▸ **Given instruction**
Write out the material again exactly, please, and omit the pictures.

▸ **Records shown**
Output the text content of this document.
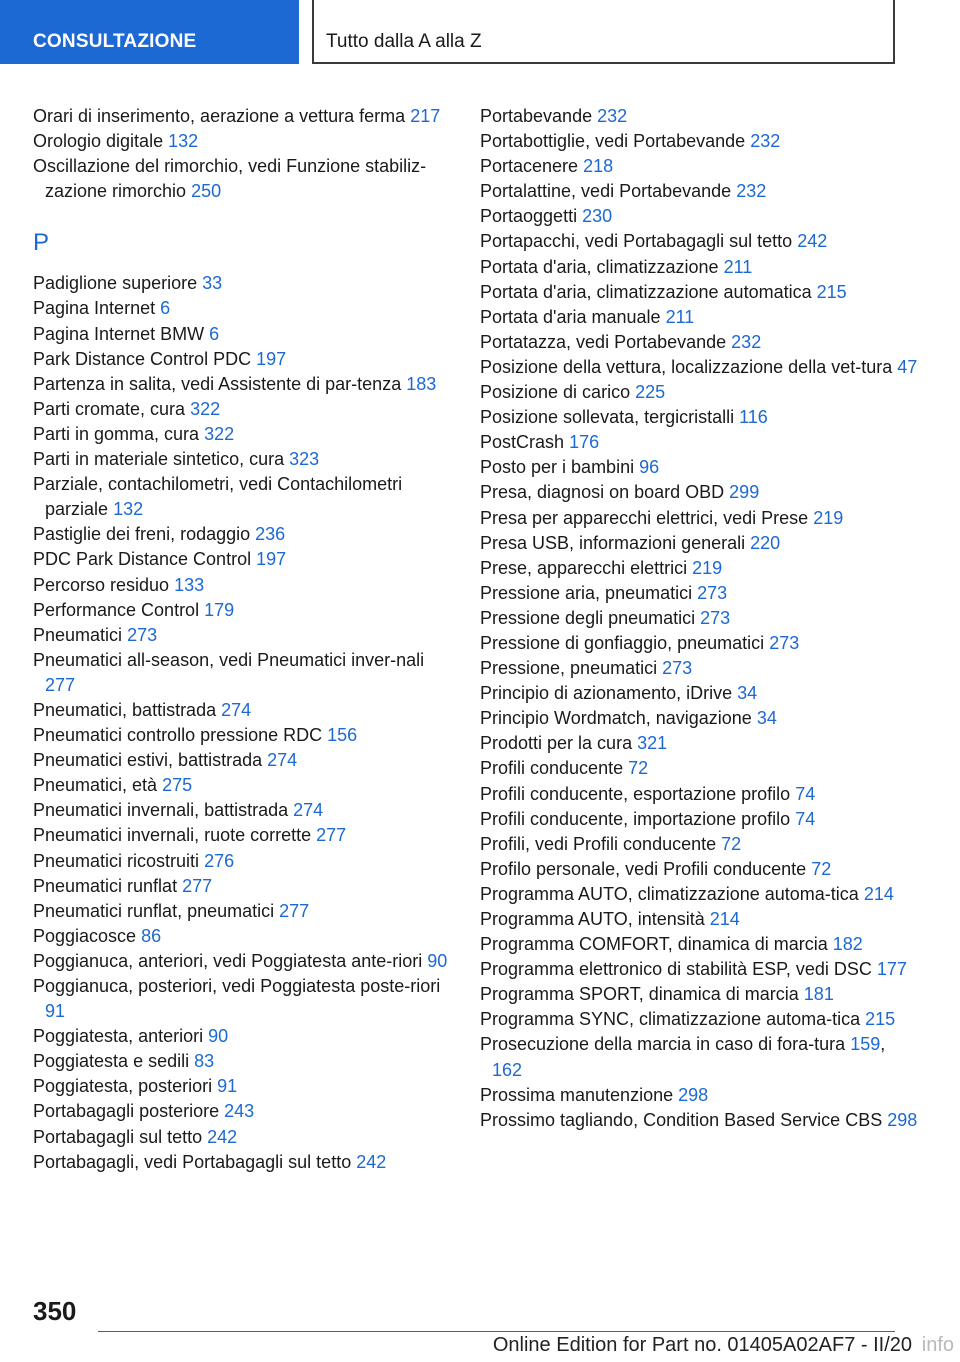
CONSULTAZIONE	Tutto dalla A alla Z
Orari di inserimento, aerazione a vettura ferma 217
Orologio digitale 132
Oscillazione del rimorchio, vedi Funzione stabiliz-zazione rimorchio 250
P
Padiglione superiore 33
Pagina Internet 6
Pagina Internet BMW 6
Park Distance Control PDC 197
Partenza in salita, vedi Assistente di par-tenza 183
Parti cromate, cura 322
Parti in gomma, cura 322
Parti in materiale sintetico, cura 323
Parziale, contachilometri, vedi Contachilometri parziale 132
Pastiglie dei freni, rodaggio 236
PDC Park Distance Control 197
Percorso residuo 133
Performance Control 179
Pneumatici 273
Pneumatici all-season, vedi Pneumatici inver-nali 277
Pneumatici, battistrada 274
Pneumatici controllo pressione RDC 156
Pneumatici estivi, battistrada 274
Pneumatici, età 275
Pneumatici invernali, battistrada 274
Pneumatici invernali, ruote corrette 277
Pneumatici ricostruiti 276
Pneumatici runflat 277
Pneumatici runflat, pneumatici 277
Poggiacosce 86
Poggianuca, anteriori, vedi Poggiatesta ante-riori 90
Poggianuca, posteriori, vedi Poggiatesta poste-riori 91
Poggiatesta, anteriori 90
Poggiatesta e sedili 83
Poggiatesta, posteriori 91
Portabagagli posteriore 243
Portabagagli sul tetto 242
Portabagagli, vedi Portabagagli sul tetto 242
Portabevande 232
Portabottiglie, vedi Portabevande 232
Portacenere 218
Portalattine, vedi Portabevande 232
Portaoggetti 230
Portapacchi, vedi Portabagagli sul tetto 242
Portata d'aria, climatizzazione 211
Portata d'aria, climatizzazione automatica 215
Portata d'aria manuale 211
Portatazza, vedi Portabevande 232
Posizione della vettura, localizzazione della vet-tura 47
Posizione di carico 225
Posizione sollevata, tergicristalli 116
PostCrash 176
Posto per i bambini 96
Presa, diagnosi on board OBD 299
Presa per apparecchi elettrici, vedi Prese 219
Presa USB, informazioni generali 220
Prese, apparecchi elettrici 219
Pressione aria, pneumatici 273
Pressione degli pneumatici 273
Pressione di gonfiaggio, pneumatici 273
Pressione, pneumatici 273
Principio di azionamento, iDrive 34
Principio Wordmatch, navigazione 34
Prodotti per la cura 321
Profili conducente 72
Profili conducente, esportazione profilo 74
Profili conducente, importazione profilo 74
Profili, vedi Profili conducente 72
Profilo personale, vedi Profili conducente 72
Programma AUTO, climatizzazione automa-tica 214
Programma AUTO, intensità 214
Programma COMFORT, dinamica di marcia 182
Programma elettronico di stabilità ESP, vedi DSC 177
Programma SPORT, dinamica di marcia 181
Programma SYNC, climatizzazione automa-tica 215
Prosecuzione della marcia in caso di fora-tura 159, 162
Prossima manutenzione 298
Prossimo tagliando, Condition Based Service CBS 298
350
Online Edition for Part no. 01405A02AF7 - II/20 info
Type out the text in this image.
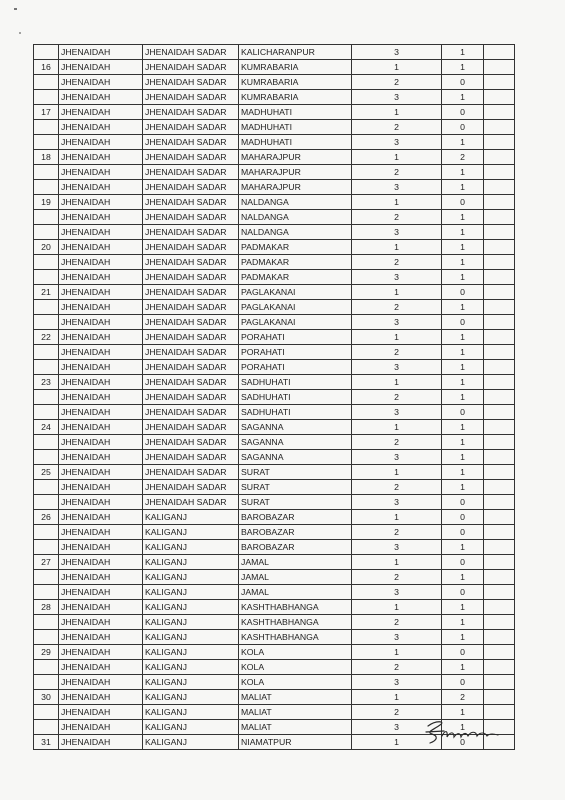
	JHENAIDAH	JHENAIDAH SADAR	KALICHARANPUR	3	1	
16	JHENAIDAH	JHENAIDAH SADAR	KUMRABARIA	1	1	
	JHENAIDAH	JHENAIDAH SADAR	KUMRABARIA	2	0	
	JHENAIDAH	JHENAIDAH SADAR	KUMRABARIA	3	1	
17	JHENAIDAH	JHENAIDAH SADAR	MADHUHATI	1	0	
	JHENAIDAH	JHENAIDAH SADAR	MADHUHATI	2	0	
	JHENAIDAH	JHENAIDAH SADAR	MADHUHATI	3	1	
18	JHENAIDAH	JHENAIDAH SADAR	MAHARAJPUR	1	2	
	JHENAIDAH	JHENAIDAH SADAR	MAHARAJPUR	2	1	
	JHENAIDAH	JHENAIDAH SADAR	MAHARAJPUR	3	1	
19	JHENAIDAH	JHENAIDAH SADAR	NALDANGA	1	0	
	JHENAIDAH	JHENAIDAH SADAR	NALDANGA	2	1	
	JHENAIDAH	JHENAIDAH SADAR	NALDANGA	3	1	
20	JHENAIDAH	JHENAIDAH SADAR	PADMAKAR	1	1	
	JHENAIDAH	JHENAIDAH SADAR	PADMAKAR	2	1	
	JHENAIDAH	JHENAIDAH SADAR	PADMAKAR	3	1	
21	JHENAIDAH	JHENAIDAH SADAR	PAGLAKANAI	1	0	
	JHENAIDAH	JHENAIDAH SADAR	PAGLAKANAI	2	1	
	JHENAIDAH	JHENAIDAH SADAR	PAGLAKANAI	3	0	
22	JHENAIDAH	JHENAIDAH SADAR	PORAHATI	1	1	
	JHENAIDAH	JHENAIDAH SADAR	PORAHATI	2	1	
	JHENAIDAH	JHENAIDAH SADAR	PORAHATI	3	1	
23	JHENAIDAH	JHENAIDAH SADAR	SADHUHATI	1	1	
	JHENAIDAH	JHENAIDAH SADAR	SADHUHATI	2	1	
	JHENAIDAH	JHENAIDAH SADAR	SADHUHATI	3	0	
24	JHENAIDAH	JHENAIDAH SADAR	SAGANNA	1	1	
	JHENAIDAH	JHENAIDAH SADAR	SAGANNA	2	1	
	JHENAIDAH	JHENAIDAH SADAR	SAGANNA	3	1	
25	JHENAIDAH	JHENAIDAH SADAR	SURAT	1	1	
	JHENAIDAH	JHENAIDAH SADAR	SURAT	2	1	
	JHENAIDAH	JHENAIDAH SADAR	SURAT	3	0	
26	JHENAIDAH	KALIGANJ	BAROBAZAR	1	0	
	JHENAIDAH	KALIGANJ	BAROBAZAR	2	0	
	JHENAIDAH	KALIGANJ	BAROBAZAR	3	1	
27	JHENAIDAH	KALIGANJ	JAMAL	1	0	
	JHENAIDAH	KALIGANJ	JAMAL	2	1	
	JHENAIDAH	KALIGANJ	JAMAL	3	0	
28	JHENAIDAH	KALIGANJ	KASHTHABHANGA	1	1	
	JHENAIDAH	KALIGANJ	KASHTHABHANGA	2	1	
	JHENAIDAH	KALIGANJ	KASHTHABHANGA	3	1	
29	JHENAIDAH	KALIGANJ	KOLA	1	0	
	JHENAIDAH	KALIGANJ	KOLA	2	1	
	JHENAIDAH	KALIGANJ	KOLA	3	0	
30	JHENAIDAH	KALIGANJ	MALIAT	1	2	
	JHENAIDAH	KALIGANJ	MALIAT	2	1	
	JHENAIDAH	KALIGANJ	MALIAT	3	1	
31	JHENAIDAH	KALIGANJ	NIAMATPUR	1	0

▸ **Result**
Output the text content of this document.
CONSULTAZIONE	Tutto dalla A alla Z
Orari di inserimento, aerazione a vettura ferma 217
Orologio digitale 132
Oscillazione del rimorchio, vedi Funzione stabiliz-zazione rimorchio 250
P
Padiglione superiore 33
Pagina Internet 6
Pagina Internet BMW 6
Park Distance Control PDC 197
Partenza in salita, vedi Assistente di par-tenza 183
Parti cromate, cura 322
Parti in gomma, cura 322
Parti in materiale sintetico, cura 323
Parziale, contachilometri, vedi Contachilometri parziale 132
Pastiglie dei freni, rodaggio 236
PDC Park Distance Control 197
Percorso residuo 133
Performance Control 179
Pneumatici 273
Pneumatici all-season, vedi Pneumatici inver-nali 277
Pneumatici, battistrada 274
Pneumatici controllo pressione RDC 156
Pneumatici estivi, battistrada 274
Pneumatici, età 275
Pneumatici invernali, battistrada 274
Pneumatici invernali, ruote corrette 277
Pneumatici ricostruiti 276
Pneumatici runflat 277
Pneumatici runflat, pneumatici 277
Poggiacosce 86
Poggianuca, anteriori, vedi Poggiatesta ante-riori 90
Poggianuca, posteriori, vedi Poggiatesta poste-riori 91
Poggiatesta, anteriori 90
Poggiatesta e sedili 83
Poggiatesta, posteriori 91
Portabagagli posteriore 243
Portabagagli sul tetto 242
Portabagagli, vedi Portabagagli sul tetto 242
Portabevande 232
Portabottiglie, vedi Portabevande 232
Portacenere 218
Portalattine, vedi Portabevande 232
Portaoggetti 230
Portapacchi, vedi Portabagagli sul tetto 242
Portata d'aria, climatizzazione 211
Portata d'aria, climatizzazione automatica 215
Portata d'aria manuale 211
Portatazza, vedi Portabevande 232
Posizione della vettura, localizzazione della vet-tura 47
Posizione di carico 225
Posizione sollevata, tergicristalli 116
PostCrash 176
Posto per i bambini 96
Presa, diagnosi on board OBD 299
Presa per apparecchi elettrici, vedi Prese 219
Presa USB, informazioni generali 220
Prese, apparecchi elettrici 219
Pressione aria, pneumatici 273
Pressione degli pneumatici 273
Pressione di gonfiaggio, pneumatici 273
Pressione, pneumatici 273
Principio di azionamento, iDrive 34
Principio Wordmatch, navigazione 34
Prodotti per la cura 321
Profili conducente 72
Profili conducente, esportazione profilo 74
Profili conducente, importazione profilo 74
Profili, vedi Profili conducente 72
Profilo personale, vedi Profili conducente 72
Programma AUTO, climatizzazione automa-tica 214
Programma AUTO, intensità 214
Programma COMFORT, dinamica di marcia 182
Programma elettronico di stabilità ESP, vedi DSC 177
Programma SPORT, dinamica di marcia 181
Programma SYNC, climatizzazione automa-tica 215
Prosecuzione della marcia in caso di fora-tura 159, 162
Prossima manutenzione 298
Prossimo tagliando, Condition Based Service CBS 298
350
Online Edition for Part no. 01405A02AF7 - II/20 info
Type out the text in this image.
	JHENAIDAH	JHENAIDAH SADAR	KALICHARANPUR	3	1	
16	JHENAIDAH	JHENAIDAH SADAR	KUMRABARIA	1	1	
	JHENAIDAH	JHENAIDAH SADAR	KUMRABARIA	2	0	
	JHENAIDAH	JHENAIDAH SADAR	KUMRABARIA	3	1	
17	JHENAIDAH	JHENAIDAH SADAR	MADHUHATI	1	0	
	JHENAIDAH	JHENAIDAH SADAR	MADHUHATI	2	0	
	JHENAIDAH	JHENAIDAH SADAR	MADHUHATI	3	1	
18	JHENAIDAH	JHENAIDAH SADAR	MAHARAJPUR	1	2	
	JHENAIDAH	JHENAIDAH SADAR	MAHARAJPUR	2	1	
	JHENAIDAH	JHENAIDAH SADAR	MAHARAJPUR	3	1	
19	JHENAIDAH	JHENAIDAH SADAR	NALDANGA	1	0	
	JHENAIDAH	JHENAIDAH SADAR	NALDANGA	2	1	
	JHENAIDAH	JHENAIDAH SADAR	NALDANGA	3	1	
20	JHENAIDAH	JHENAIDAH SADAR	PADMAKAR	1	1	
	JHENAIDAH	JHENAIDAH SADAR	PADMAKAR	2	1	
	JHENAIDAH	JHENAIDAH SADAR	PADMAKAR	3	1	
21	JHENAIDAH	JHENAIDAH SADAR	PAGLAKANAI	1	0	
	JHENAIDAH	JHENAIDAH SADAR	PAGLAKANAI	2	1	
	JHENAIDAH	JHENAIDAH SADAR	PAGLAKANAI	3	0	
22	JHENAIDAH	JHENAIDAH SADAR	PORAHATI	1	1	
	JHENAIDAH	JHENAIDAH SADAR	PORAHATI	2	1	
	JHENAIDAH	JHENAIDAH SADAR	PORAHATI	3	1	
23	JHENAIDAH	JHENAIDAH SADAR	SADHUHATI	1	1	
	JHENAIDAH	JHENAIDAH SADAR	SADHUHATI	2	1	
	JHENAIDAH	JHENAIDAH SADAR	SADHUHATI	3	0	
24	JHENAIDAH	JHENAIDAH SADAR	SAGANNA	1	1	
	JHENAIDAH	JHENAIDAH SADAR	SAGANNA	2	1	
	JHENAIDAH	JHENAIDAH SADAR	SAGANNA	3	1	
25	JHENAIDAH	JHENAIDAH SADAR	SURAT	1	1	
	JHENAIDAH	JHENAIDAH SADAR	SURAT	2	1	
	JHENAIDAH	JHENAIDAH SADAR	SURAT	3	0	
26	JHENAIDAH	KALIGANJ	BAROBAZAR	1	0	
	JHENAIDAH	KALIGANJ	BAROBAZAR	2	0	
	JHENAIDAH	KALIGANJ	BAROBAZAR	3	1	
27	JHENAIDAH	KALIGANJ	JAMAL	1	0	
	JHENAIDAH	KALIGANJ	JAMAL	2	1	
	JHENAIDAH	KALIGANJ	JAMAL	3	0	
28	JHENAIDAH	KALIGANJ	KASHTHABHANGA	1	1	
	JHENAIDAH	KALIGANJ	KASHTHABHANGA	2	1	
	JHENAIDAH	KALIGANJ	KASHTHABHANGA	3	1	
29	JHENAIDAH	KALIGANJ	KOLA	1	0	
	JHENAIDAH	KALIGANJ	KOLA	2	1	
	JHENAIDAH	KALIGANJ	KOLA	3	0	
30	JHENAIDAH	KALIGANJ	MALIAT	1	2	
	JHENAIDAH	KALIGANJ	MALIAT	2	1	
	JHENAIDAH	KALIGANJ	MALIAT	3	1	
31	JHENAIDAH	KALIGANJ	NIAMATPUR	1	0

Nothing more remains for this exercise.